▸ **EXERCISE**:
Each line that holds the word "settings" counts once; report how many lines do so and nothing else.

▸ **MATERIALS PROVIDED**:
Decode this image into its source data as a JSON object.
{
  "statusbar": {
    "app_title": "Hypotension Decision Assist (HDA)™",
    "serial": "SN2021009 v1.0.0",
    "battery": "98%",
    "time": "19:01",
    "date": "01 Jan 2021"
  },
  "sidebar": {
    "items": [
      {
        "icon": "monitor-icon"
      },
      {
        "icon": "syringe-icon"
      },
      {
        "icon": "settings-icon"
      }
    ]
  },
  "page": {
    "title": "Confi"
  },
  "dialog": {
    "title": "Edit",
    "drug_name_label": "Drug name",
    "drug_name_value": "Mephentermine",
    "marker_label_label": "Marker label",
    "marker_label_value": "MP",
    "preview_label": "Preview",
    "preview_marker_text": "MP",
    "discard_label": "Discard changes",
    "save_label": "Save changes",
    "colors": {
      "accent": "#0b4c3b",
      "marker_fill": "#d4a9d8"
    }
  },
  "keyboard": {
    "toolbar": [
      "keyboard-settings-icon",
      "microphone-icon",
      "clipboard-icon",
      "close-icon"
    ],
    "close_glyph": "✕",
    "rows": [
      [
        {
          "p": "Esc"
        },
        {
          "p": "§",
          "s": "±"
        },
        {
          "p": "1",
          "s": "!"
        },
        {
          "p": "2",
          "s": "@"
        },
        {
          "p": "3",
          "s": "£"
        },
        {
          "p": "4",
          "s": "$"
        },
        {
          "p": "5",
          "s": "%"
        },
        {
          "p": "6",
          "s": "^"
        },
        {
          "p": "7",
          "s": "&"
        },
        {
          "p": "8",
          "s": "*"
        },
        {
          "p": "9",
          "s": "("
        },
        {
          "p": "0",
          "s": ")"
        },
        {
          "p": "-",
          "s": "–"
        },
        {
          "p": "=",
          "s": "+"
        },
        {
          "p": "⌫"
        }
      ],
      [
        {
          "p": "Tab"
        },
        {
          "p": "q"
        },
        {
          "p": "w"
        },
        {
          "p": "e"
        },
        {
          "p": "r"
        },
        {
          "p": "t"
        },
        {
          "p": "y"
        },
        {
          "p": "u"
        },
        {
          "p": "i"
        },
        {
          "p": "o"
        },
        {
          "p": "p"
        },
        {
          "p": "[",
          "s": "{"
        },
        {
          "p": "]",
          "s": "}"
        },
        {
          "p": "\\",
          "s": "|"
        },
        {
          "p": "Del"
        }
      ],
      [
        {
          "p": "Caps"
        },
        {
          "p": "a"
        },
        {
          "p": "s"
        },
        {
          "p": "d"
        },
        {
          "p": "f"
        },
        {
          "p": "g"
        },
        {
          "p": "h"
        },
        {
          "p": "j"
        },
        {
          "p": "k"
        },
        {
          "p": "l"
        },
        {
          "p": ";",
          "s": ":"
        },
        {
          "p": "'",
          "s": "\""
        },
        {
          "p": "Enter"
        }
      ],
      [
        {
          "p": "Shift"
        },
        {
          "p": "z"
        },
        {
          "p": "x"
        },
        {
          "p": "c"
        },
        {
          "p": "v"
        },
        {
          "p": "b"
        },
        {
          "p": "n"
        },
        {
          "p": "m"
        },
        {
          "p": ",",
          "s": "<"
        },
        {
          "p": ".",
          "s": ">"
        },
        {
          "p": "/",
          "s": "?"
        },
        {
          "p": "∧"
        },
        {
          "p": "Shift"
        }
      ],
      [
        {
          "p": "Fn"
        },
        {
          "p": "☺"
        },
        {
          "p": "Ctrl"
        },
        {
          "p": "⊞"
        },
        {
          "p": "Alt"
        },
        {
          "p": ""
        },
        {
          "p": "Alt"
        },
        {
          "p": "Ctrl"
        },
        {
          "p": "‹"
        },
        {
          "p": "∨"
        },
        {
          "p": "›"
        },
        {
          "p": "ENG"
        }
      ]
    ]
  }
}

▸ **RESULT FOR THIS TASK**:
2